Provided information:

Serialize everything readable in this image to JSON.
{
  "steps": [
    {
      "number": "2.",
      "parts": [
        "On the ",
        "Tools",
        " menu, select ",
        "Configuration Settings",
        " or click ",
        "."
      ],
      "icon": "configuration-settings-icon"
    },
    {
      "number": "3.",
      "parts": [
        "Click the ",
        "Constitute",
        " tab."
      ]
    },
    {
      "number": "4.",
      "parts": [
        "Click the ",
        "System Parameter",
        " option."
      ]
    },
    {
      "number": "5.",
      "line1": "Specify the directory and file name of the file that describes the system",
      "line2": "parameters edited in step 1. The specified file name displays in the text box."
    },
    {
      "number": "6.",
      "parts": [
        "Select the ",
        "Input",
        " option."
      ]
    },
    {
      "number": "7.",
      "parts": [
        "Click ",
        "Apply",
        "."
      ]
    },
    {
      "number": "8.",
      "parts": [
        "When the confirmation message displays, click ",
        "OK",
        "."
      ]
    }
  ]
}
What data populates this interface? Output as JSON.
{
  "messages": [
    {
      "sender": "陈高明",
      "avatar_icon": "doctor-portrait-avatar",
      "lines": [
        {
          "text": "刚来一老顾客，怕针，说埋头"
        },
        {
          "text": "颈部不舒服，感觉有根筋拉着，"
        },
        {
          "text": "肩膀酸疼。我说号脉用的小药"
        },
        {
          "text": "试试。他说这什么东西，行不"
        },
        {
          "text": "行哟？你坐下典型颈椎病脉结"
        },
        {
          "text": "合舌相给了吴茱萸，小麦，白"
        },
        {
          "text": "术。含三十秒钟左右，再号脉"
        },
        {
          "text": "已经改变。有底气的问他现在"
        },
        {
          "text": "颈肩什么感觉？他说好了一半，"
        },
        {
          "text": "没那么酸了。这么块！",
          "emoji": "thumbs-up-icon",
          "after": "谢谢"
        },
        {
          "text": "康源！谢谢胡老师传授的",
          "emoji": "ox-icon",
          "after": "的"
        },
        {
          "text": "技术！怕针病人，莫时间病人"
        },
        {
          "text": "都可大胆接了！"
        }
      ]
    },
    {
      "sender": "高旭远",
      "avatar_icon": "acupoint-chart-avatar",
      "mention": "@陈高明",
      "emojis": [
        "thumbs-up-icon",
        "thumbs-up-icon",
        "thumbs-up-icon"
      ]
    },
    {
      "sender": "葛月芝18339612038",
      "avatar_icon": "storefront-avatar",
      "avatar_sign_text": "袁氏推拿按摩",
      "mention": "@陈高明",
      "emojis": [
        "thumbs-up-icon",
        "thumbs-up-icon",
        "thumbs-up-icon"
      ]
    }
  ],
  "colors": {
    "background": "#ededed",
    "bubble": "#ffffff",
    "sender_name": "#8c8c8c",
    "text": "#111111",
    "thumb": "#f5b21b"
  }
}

Set problem:
Each entry is to be returned in full, character for character.

Result:
Serialize everything readable in this image to JSON.
{
  "steps": [
    {
      "number": "2.",
      "parts": [
        "On the ",
        "Tools",
        " menu, select ",
        "Configuration Settings",
        " or click ",
        "."
      ],
      "icon": "configuration-settings-icon"
    },
    {
      "number": "3.",
      "parts": [
        "Click the ",
        "Constitute",
        " tab."
      ]
    },
    {
      "number": "4.",
      "parts": [
        "Click the ",
        "System Parameter",
        " option."
      ]
    },
    {
      "number": "5.",
      "line1": "Specify the directory and file name of the file that describes the system",
      "line2": "parameters edited in step 1. The specified file name displays in the text box."
    },
    {
      "number": "6.",
      "parts": [
        "Select the ",
        "Input",
        " option."
      ]
    },
    {
      "number": "7.",
      "parts": [
        "Click ",
        "Apply",
        "."
      ]
    },
    {
      "number": "8.",
      "parts": [
        "When the confirmation message displays, click ",
        "OK",
        "."
      ]
    }
  ]
}
What data populates this interface? Output as JSON.
{
  "messages": [
    {
      "sender": "陈高明",
      "avatar_icon": "doctor-portrait-avatar",
      "lines": [
        {
          "text": "刚来一老顾客，怕针，说埋头"
        },
        {
          "text": "颈部不舒服，感觉有根筋拉着，"
        },
        {
          "text": "肩膀酸疼。我说号脉用的小药"
        },
        {
          "text": "试试。他说这什么东西，行不"
        },
        {
          "text": "行哟？你坐下典型颈椎病脉结"
        },
        {
          "text": "合舌相给了吴茱萸，小麦，白"
        },
        {
          "text": "术。含三十秒钟左右，再号脉"
        },
        {
          "text": "已经改变。有底气的问他现在"
        },
        {
          "text": "颈肩什么感觉？他说好了一半，"
        },
        {
          "text": "没那么酸了。这么块！",
          "emoji": "thumbs-up-icon",
          "after": "谢谢"
        },
        {
          "text": "康源！谢谢胡老师传授的",
          "emoji": "ox-icon",
          "after": "的"
        },
        {
          "text": "技术！怕针病人，莫时间病人"
        },
        {
          "text": "都可大胆接了！"
        }
      ]
    },
    {
      "sender": "高旭远",
      "avatar_icon": "acupoint-chart-avatar",
      "mention": "@陈高明",
      "emojis": [
        "thumbs-up-icon",
        "thumbs-up-icon",
        "thumbs-up-icon"
      ]
    },
    {
      "sender": "葛月芝18339612038",
      "avatar_icon": "storefront-avatar",
      "avatar_sign_text": "袁氏推拿按摩",
      "mention": "@陈高明",
      "emojis": [
        "thumbs-up-icon",
        "thumbs-up-icon",
        "thumbs-up-icon"
      ]
    }
  ],
  "colors": {
    "background": "#ededed",
    "bubble": "#ffffff",
    "sender_name": "#8c8c8c",
    "text": "#111111",
    "thumb": "#f5b21b"
  }
}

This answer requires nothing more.